● Supplied records:
━━━
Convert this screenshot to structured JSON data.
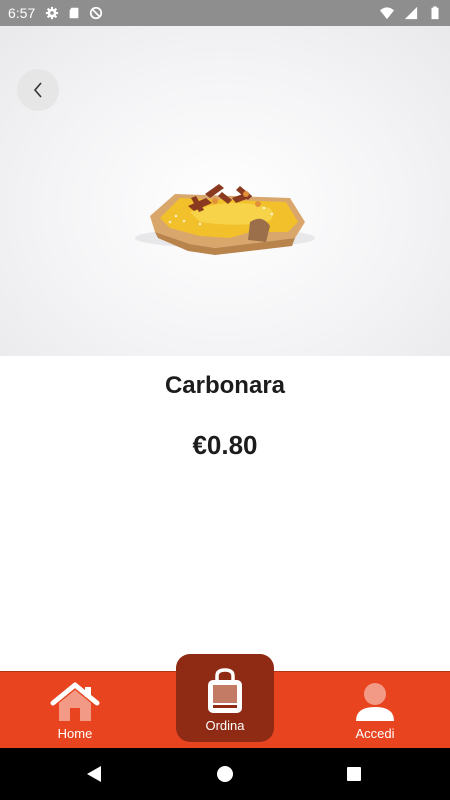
{
  "status_bar": {
    "time": "6:57",
    "left_icons": [
      "gear-icon",
      "sd-card-icon",
      "no-sync-icon"
    ],
    "right_icons": [
      "wifi-icon",
      "signal-icon",
      "battery-icon"
    ]
  },
  "product": {
    "name": "Carbonara",
    "price": "€0.80",
    "image": "pizza-slice-carbonara"
  },
  "bottom_nav": {
    "items": [
      {
        "label": "Home",
        "icon": "home-icon"
      },
      {
        "label": "Ordina",
        "icon": "shopping-bag-icon",
        "active": true
      },
      {
        "label": "Accedi",
        "icon": "user-icon"
      }
    ]
  },
  "colors": {
    "accent": "#e94420",
    "active_tab": "#8f2b14",
    "status_bar": "#8e8e8e"
  }
}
━━━
● Written request:
Omit all pictures while transcribing the entries verbatim.

● Solution for this task:
Convert this screenshot to structured JSON data.
{
  "status_bar": {
    "time": "6:57",
    "left_icons": [
      "gear-icon",
      "sd-card-icon",
      "no-sync-icon"
    ],
    "right_icons": [
      "wifi-icon",
      "signal-icon",
      "battery-icon"
    ]
  },
  "product": {
    "name": "Carbonara",
    "price": "€0.80",
    "image": "pizza-slice-carbonara"
  },
  "bottom_nav": {
    "items": [
      {
        "label": "Home",
        "icon": "home-icon"
      },
      {
        "label": "Ordina",
        "icon": "shopping-bag-icon",
        "active": true
      },
      {
        "label": "Accedi",
        "icon": "user-icon"
      }
    ]
  },
  "colors": {
    "accent": "#e94420",
    "active_tab": "#8f2b14",
    "status_bar": "#8e8e8e"
  }
}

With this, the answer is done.